● EXERCISE REQUIREMENTS
Please reproduce the following lines word for word.

#####

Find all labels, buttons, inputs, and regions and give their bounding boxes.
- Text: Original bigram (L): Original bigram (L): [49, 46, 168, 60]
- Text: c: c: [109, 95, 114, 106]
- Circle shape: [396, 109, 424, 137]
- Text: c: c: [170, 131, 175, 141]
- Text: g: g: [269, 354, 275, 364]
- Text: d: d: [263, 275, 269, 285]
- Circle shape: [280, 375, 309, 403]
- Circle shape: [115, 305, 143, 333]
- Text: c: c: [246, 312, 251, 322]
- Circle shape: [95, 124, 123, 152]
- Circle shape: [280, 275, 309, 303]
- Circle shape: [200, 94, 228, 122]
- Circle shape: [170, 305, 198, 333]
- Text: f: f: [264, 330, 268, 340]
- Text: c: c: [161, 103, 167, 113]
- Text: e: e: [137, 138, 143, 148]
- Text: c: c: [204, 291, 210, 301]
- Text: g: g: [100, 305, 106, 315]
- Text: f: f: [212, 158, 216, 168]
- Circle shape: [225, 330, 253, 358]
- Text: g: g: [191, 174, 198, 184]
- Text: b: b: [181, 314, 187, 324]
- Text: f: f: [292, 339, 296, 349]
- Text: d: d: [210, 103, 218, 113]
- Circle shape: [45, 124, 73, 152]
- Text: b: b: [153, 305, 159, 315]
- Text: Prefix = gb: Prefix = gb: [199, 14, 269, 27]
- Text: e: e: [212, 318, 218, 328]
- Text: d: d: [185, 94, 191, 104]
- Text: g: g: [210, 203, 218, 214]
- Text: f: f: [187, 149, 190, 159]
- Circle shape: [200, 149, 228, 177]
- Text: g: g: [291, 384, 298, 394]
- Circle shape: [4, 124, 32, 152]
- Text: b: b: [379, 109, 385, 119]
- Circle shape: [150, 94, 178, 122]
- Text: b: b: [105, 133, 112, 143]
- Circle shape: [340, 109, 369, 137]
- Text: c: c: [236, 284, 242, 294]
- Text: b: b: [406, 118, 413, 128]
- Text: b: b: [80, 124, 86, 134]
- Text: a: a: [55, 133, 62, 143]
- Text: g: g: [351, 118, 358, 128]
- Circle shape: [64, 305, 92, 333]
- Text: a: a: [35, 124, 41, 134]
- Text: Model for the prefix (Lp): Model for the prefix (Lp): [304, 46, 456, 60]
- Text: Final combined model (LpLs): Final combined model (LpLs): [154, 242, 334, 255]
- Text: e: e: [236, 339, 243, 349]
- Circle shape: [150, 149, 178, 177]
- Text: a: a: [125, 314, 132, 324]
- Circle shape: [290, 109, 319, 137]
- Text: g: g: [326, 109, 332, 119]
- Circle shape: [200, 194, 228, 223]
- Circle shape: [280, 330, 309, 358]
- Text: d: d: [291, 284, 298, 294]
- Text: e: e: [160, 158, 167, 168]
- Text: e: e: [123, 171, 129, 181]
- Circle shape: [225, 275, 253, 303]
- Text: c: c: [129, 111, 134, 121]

#####

● OUTPUT FOR THIS TASK
Find all labels, buttons, inputs, and regions and give their bounding boxes.
- Text: Original bigram (L): Original bigram (L): [49, 46, 168, 60]
- Text: c: c: [109, 95, 114, 106]
- Circle shape: [396, 109, 424, 137]
- Text: c: c: [170, 131, 175, 141]
- Text: g: g: [269, 354, 275, 364]
- Text: d: d: [263, 275, 269, 285]
- Circle shape: [280, 375, 309, 403]
- Circle shape: [115, 305, 143, 333]
- Text: c: c: [246, 312, 251, 322]
- Circle shape: [95, 124, 123, 152]
- Circle shape: [280, 275, 309, 303]
- Circle shape: [200, 94, 228, 122]
- Circle shape: [170, 305, 198, 333]
- Text: f: f: [264, 330, 268, 340]
- Text: c: c: [161, 103, 167, 113]
- Text: e: e: [137, 138, 143, 148]
- Text: c: c: [204, 291, 210, 301]
- Text: g: g: [100, 305, 106, 315]
- Text: f: f: [212, 158, 216, 168]
- Circle shape: [225, 330, 253, 358]
- Text: g: g: [191, 174, 198, 184]
- Text: b: b: [181, 314, 187, 324]
- Text: f: f: [292, 339, 296, 349]
- Text: d: d: [210, 103, 218, 113]
- Circle shape: [45, 124, 73, 152]
- Text: b: b: [153, 305, 159, 315]
- Text: Prefix = gb: Prefix = gb: [199, 14, 269, 27]
- Text: e: e: [212, 318, 218, 328]
- Text: d: d: [185, 94, 191, 104]
- Text: g: g: [210, 203, 218, 214]
- Text: f: f: [187, 149, 190, 159]
- Circle shape: [200, 149, 228, 177]
- Text: g: g: [291, 384, 298, 394]
- Circle shape: [4, 124, 32, 152]
- Text: b: b: [379, 109, 385, 119]
- Circle shape: [150, 94, 178, 122]
- Text: b: b: [105, 133, 112, 143]
- Circle shape: [340, 109, 369, 137]
- Text: c: c: [236, 284, 242, 294]
- Text: b: b: [406, 118, 413, 128]
- Text: b: b: [80, 124, 86, 134]
- Text: a: a: [55, 133, 62, 143]
- Text: g: g: [351, 118, 358, 128]
- Circle shape: [64, 305, 92, 333]
- Text: a: a: [35, 124, 41, 134]
- Text: Model for the prefix (Lp): Model for the prefix (Lp): [304, 46, 456, 60]
- Text: Final combined model (LpLs): Final combined model (LpLs): [154, 242, 334, 255]
- Text: e: e: [236, 339, 243, 349]
- Circle shape: [150, 149, 178, 177]
- Text: a: a: [125, 314, 132, 324]
- Circle shape: [290, 109, 319, 137]
- Text: g: g: [326, 109, 332, 119]
- Circle shape: [200, 194, 228, 223]
- Circle shape: [280, 330, 309, 358]
- Text: d: d: [291, 284, 298, 294]
- Text: e: e: [160, 158, 167, 168]
- Text: e: e: [123, 171, 129, 181]
- Circle shape: [225, 275, 253, 303]
- Text: c: c: [129, 111, 134, 121]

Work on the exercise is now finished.